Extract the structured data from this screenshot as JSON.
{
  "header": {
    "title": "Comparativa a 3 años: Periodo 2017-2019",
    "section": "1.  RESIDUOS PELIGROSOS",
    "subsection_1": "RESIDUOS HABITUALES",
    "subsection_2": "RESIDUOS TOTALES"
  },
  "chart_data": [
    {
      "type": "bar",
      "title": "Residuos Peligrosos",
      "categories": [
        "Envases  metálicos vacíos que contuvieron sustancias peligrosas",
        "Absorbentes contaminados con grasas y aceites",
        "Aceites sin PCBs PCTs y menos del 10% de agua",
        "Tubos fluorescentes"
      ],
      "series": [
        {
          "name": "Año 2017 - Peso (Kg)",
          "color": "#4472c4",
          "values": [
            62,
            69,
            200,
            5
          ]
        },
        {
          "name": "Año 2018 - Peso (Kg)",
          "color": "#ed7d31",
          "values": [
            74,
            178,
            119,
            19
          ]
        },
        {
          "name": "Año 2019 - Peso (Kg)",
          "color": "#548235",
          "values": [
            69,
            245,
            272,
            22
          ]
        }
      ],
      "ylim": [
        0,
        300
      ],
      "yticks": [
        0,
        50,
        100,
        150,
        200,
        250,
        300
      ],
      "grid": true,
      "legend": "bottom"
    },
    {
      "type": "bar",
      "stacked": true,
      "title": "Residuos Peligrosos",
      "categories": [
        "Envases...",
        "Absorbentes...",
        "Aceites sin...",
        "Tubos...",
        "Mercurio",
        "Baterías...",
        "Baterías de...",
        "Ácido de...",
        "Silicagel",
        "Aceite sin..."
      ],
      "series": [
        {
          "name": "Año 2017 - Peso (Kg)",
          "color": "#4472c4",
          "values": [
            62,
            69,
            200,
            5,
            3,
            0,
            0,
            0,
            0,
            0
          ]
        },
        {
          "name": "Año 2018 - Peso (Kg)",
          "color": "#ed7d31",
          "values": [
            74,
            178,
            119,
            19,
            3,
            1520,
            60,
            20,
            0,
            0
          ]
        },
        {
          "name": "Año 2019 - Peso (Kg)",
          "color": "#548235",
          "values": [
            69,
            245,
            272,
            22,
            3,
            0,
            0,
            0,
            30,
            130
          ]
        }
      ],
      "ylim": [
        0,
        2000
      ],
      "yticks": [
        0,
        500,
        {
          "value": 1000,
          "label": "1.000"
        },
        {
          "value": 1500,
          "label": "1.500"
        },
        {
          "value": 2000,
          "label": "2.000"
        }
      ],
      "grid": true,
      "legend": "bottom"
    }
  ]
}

= Given task =
Find out how many lines in the listing contain the string "Absorbentes". Give the number alone.

= Result =
2